**TASK OBJECTIVE:** Make an exact copy of the entries, and keep any pictures out of it.

**EXTRACTED INFORMATION:**
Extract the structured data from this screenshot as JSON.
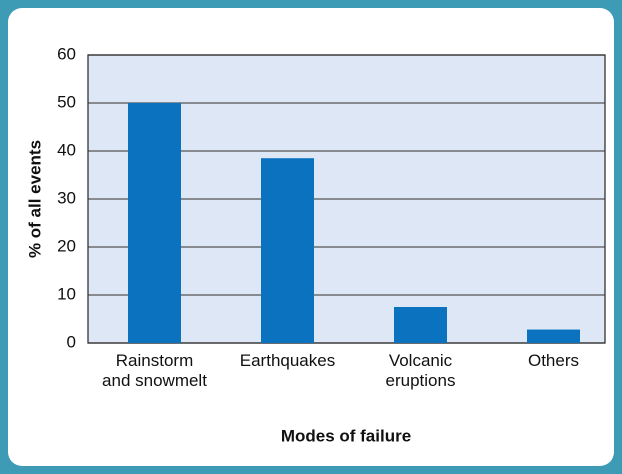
{
  "chart_data": {
    "type": "bar",
    "categories": [
      "Rainstorm\nand snowmelt",
      "Earthquakes",
      "Volcanic\neruptions",
      "Others"
    ],
    "values": [
      50,
      38.5,
      7.5,
      2.8
    ],
    "color": "#0b72c0",
    "ylim": [
      0,
      60
    ],
    "yticks": [
      0,
      10,
      20,
      30,
      40,
      50,
      60
    ],
    "grid": true,
    "ylabel": "% of all events",
    "xlabel": "Modes of failure"
  }
}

**REPLY:**
Extract the structured data from this screenshot as JSON.
{
  "chart_data": {
    "type": "bar",
    "categories": [
      "Rainstorm\nand snowmelt",
      "Earthquakes",
      "Volcanic\neruptions",
      "Others"
    ],
    "values": [
      50,
      38.5,
      7.5,
      2.8
    ],
    "color": "#0b72c0",
    "ylim": [
      0,
      60
    ],
    "yticks": [
      0,
      10,
      20,
      30,
      40,
      50,
      60
    ],
    "grid": true,
    "ylabel": "% of all events",
    "xlabel": "Modes of failure"
  }
}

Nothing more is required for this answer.